(begin)

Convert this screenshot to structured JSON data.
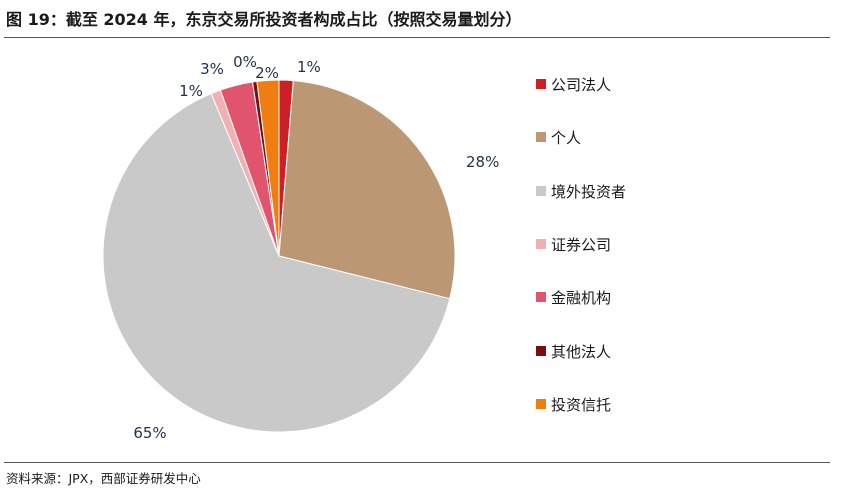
{
  "title": "图 19：截至 2024 年，东京交易所投资者构成占比（按照交易量划分）",
  "source": "资料来源：JPX，西部证券研发中心",
  "chart_data": {
    "type": "pie",
    "categories": [
      "公司法人",
      "个人",
      "境外投资者",
      "证券公司",
      "金融机构",
      "其他法人",
      "投资信托"
    ],
    "values": [
      1.3,
      27.6,
      64.8,
      0.9,
      3.0,
      0.4,
      2.0
    ],
    "labels": [
      "1%",
      "28%",
      "65%",
      "1%",
      "3%",
      "0%",
      "2%"
    ],
    "colors": [
      "#cc1f26",
      "#bb9873",
      "#c9c9c9",
      "#efb1b1",
      "#e0546e",
      "#7a0d10",
      "#f07d10"
    ],
    "legend_position": "right",
    "start_angle_deg": 0,
    "direction": "clockwise"
  }
}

(end)

Images do not belong in the copy; reproduce all other parts of the records above verbatim.

> [Output]:
Convert this screenshot to structured JSON data.
{
  "title": "图 19：截至 2024 年，东京交易所投资者构成占比（按照交易量划分）",
  "source": "资料来源：JPX，西部证券研发中心",
  "chart_data": {
    "type": "pie",
    "categories": [
      "公司法人",
      "个人",
      "境外投资者",
      "证券公司",
      "金融机构",
      "其他法人",
      "投资信托"
    ],
    "values": [
      1.3,
      27.6,
      64.8,
      0.9,
      3.0,
      0.4,
      2.0
    ],
    "labels": [
      "1%",
      "28%",
      "65%",
      "1%",
      "3%",
      "0%",
      "2%"
    ],
    "colors": [
      "#cc1f26",
      "#bb9873",
      "#c9c9c9",
      "#efb1b1",
      "#e0546e",
      "#7a0d10",
      "#f07d10"
    ],
    "legend_position": "right",
    "start_angle_deg": 0,
    "direction": "clockwise"
  }
}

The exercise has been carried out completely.